━━━ Data entries ━━━
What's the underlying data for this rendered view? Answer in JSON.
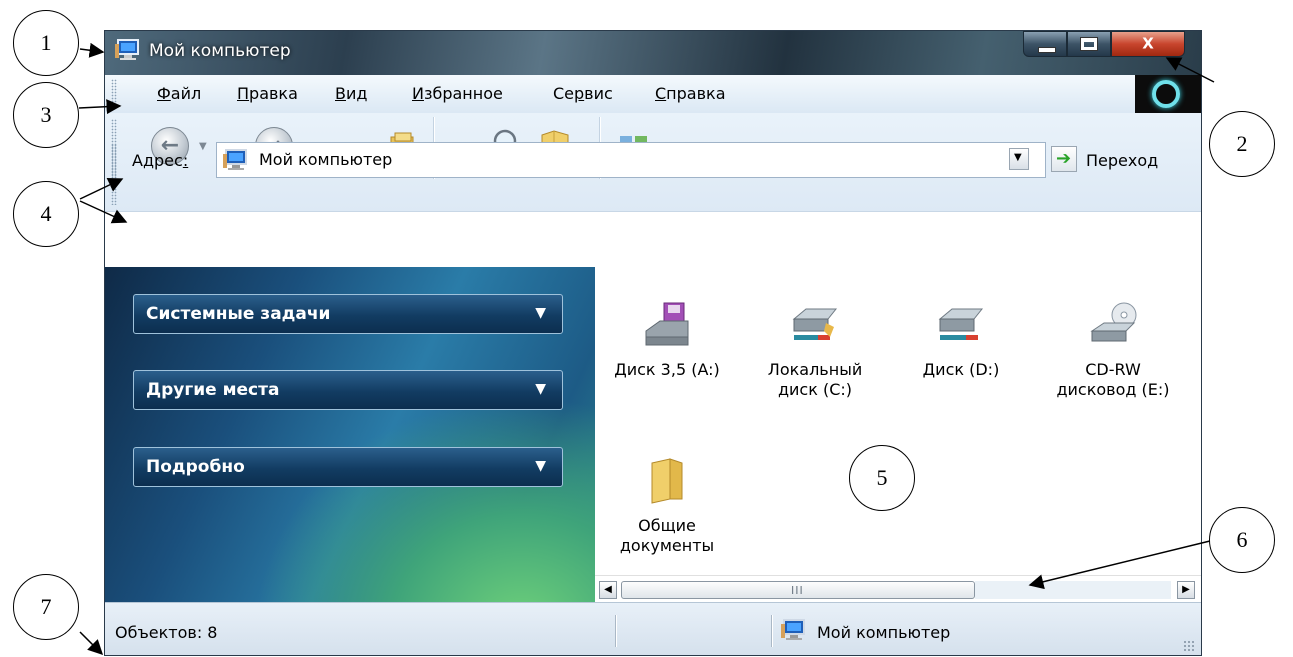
{
  "window": {
    "title": "Мой компьютер",
    "controls": {
      "close_glyph": "X"
    }
  },
  "menu": {
    "items": [
      {
        "pre": "",
        "ul": "Ф",
        "post": "айл"
      },
      {
        "pre": "",
        "ul": "П",
        "post": "равка"
      },
      {
        "pre": "",
        "ul": "В",
        "post": "ид"
      },
      {
        "pre": "",
        "ul": "И",
        "post": "збранное"
      },
      {
        "pre": "Се",
        "ul": "р",
        "post": "вис"
      },
      {
        "pre": "",
        "ul": "С",
        "post": "правка"
      }
    ]
  },
  "toolbar": {
    "icons": [
      "back-icon",
      "forward-icon",
      "folder-up-icon",
      "search-icon",
      "folders-icon",
      "views-icon"
    ]
  },
  "address": {
    "label_pre": "Адрес",
    "label_ul": ":",
    "value": "Мой компьютер",
    "go_label": "Переход"
  },
  "taskpane": {
    "sections": [
      "Системные задачи",
      "Другие места",
      "Подробно"
    ]
  },
  "content": {
    "items": [
      {
        "line1": "Диск 3,5 (A:)",
        "line2": "",
        "icon": "floppy-drive-icon"
      },
      {
        "line1": "Локальный",
        "line2": "диск (C:)",
        "icon": "hard-drive-icon"
      },
      {
        "line1": "Диск (D:)",
        "line2": "",
        "icon": "hard-drive-icon"
      },
      {
        "line1": "CD-RW",
        "line2": "дисковод (E:)",
        "icon": "cd-drive-icon"
      },
      {
        "line1": "Общие",
        "line2": "документы",
        "icon": "folder-icon"
      }
    ]
  },
  "scrollbar": {
    "grip": "III"
  },
  "status": {
    "objects": "Объектов: 8",
    "location": "Мой компьютер"
  },
  "callouts": [
    "1",
    "2",
    "3",
    "4",
    "5",
    "6",
    "7"
  ],
  "colors": {
    "titlebar": "#2c3f4f",
    "close_button": "#c8452d",
    "taskpane_blue": "#1a4f7c",
    "taskpane_green": "#6fd17a",
    "go_arrow": "#29a329"
  }
}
━━━
● Short exercise
Identify and copy lines that hold the string "компьютер".

● Response to this task
    "title": "Мой компьютер",
    "value": "Мой компьютер",
    "location": "Мой компьютер"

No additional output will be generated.